* Begin SUPPLIED INFORMATION *

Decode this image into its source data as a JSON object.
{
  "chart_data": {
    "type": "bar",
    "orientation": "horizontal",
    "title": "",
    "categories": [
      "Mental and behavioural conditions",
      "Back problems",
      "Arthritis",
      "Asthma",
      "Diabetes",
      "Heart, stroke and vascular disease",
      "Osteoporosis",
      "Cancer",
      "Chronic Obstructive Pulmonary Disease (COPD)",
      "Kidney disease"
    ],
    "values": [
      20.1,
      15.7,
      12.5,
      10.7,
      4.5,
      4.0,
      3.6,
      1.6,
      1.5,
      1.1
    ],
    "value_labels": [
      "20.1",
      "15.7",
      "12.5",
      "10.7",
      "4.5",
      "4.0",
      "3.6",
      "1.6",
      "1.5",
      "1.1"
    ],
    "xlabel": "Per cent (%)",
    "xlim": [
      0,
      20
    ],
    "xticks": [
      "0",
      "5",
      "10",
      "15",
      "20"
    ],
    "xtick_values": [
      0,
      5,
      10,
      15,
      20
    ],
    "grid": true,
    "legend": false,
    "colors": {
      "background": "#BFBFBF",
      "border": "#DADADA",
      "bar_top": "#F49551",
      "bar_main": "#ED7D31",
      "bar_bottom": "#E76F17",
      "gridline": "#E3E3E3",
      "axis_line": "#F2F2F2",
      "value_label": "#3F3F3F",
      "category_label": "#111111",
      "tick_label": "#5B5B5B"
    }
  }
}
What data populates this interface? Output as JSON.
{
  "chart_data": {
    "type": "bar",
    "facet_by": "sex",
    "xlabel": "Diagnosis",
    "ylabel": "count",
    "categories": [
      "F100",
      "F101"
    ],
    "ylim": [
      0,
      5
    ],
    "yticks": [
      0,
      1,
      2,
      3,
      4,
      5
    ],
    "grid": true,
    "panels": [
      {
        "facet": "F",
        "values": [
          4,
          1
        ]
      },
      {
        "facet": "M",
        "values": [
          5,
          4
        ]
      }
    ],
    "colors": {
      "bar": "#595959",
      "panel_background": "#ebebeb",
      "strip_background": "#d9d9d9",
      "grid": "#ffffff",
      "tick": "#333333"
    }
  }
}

* End SUPPLIED INFORMATION *

Each record above should be returned exactly as it appears.

Decode this image into its source data as a JSON object.
{
  "chart_data": {
    "type": "bar",
    "orientation": "horizontal",
    "title": "",
    "categories": [
      "Mental and behavioural conditions",
      "Back problems",
      "Arthritis",
      "Asthma",
      "Diabetes",
      "Heart, stroke and vascular disease",
      "Osteoporosis",
      "Cancer",
      "Chronic Obstructive Pulmonary Disease (COPD)",
      "Kidney disease"
    ],
    "values": [
      20.1,
      15.7,
      12.5,
      10.7,
      4.5,
      4.0,
      3.6,
      1.6,
      1.5,
      1.1
    ],
    "value_labels": [
      "20.1",
      "15.7",
      "12.5",
      "10.7",
      "4.5",
      "4.0",
      "3.6",
      "1.6",
      "1.5",
      "1.1"
    ],
    "xlabel": "Per cent (%)",
    "xlim": [
      0,
      20
    ],
    "xticks": [
      "0",
      "5",
      "10",
      "15",
      "20"
    ],
    "xtick_values": [
      0,
      5,
      10,
      15,
      20
    ],
    "grid": true,
    "legend": false,
    "colors": {
      "background": "#BFBFBF",
      "border": "#DADADA",
      "bar_top": "#F49551",
      "bar_main": "#ED7D31",
      "bar_bottom": "#E76F17",
      "gridline": "#E3E3E3",
      "axis_line": "#F2F2F2",
      "value_label": "#3F3F3F",
      "category_label": "#111111",
      "tick_label": "#5B5B5B"
    }
  }
}
What data populates this interface? Output as JSON.
{
  "chart_data": {
    "type": "bar",
    "facet_by": "sex",
    "xlabel": "Diagnosis",
    "ylabel": "count",
    "categories": [
      "F100",
      "F101"
    ],
    "ylim": [
      0,
      5
    ],
    "yticks": [
      0,
      1,
      2,
      3,
      4,
      5
    ],
    "grid": true,
    "panels": [
      {
        "facet": "F",
        "values": [
          4,
          1
        ]
      },
      {
        "facet": "M",
        "values": [
          5,
          4
        ]
      }
    ],
    "colors": {
      "bar": "#595959",
      "panel_background": "#ebebeb",
      "strip_background": "#d9d9d9",
      "grid": "#ffffff",
      "tick": "#333333"
    }
  }
}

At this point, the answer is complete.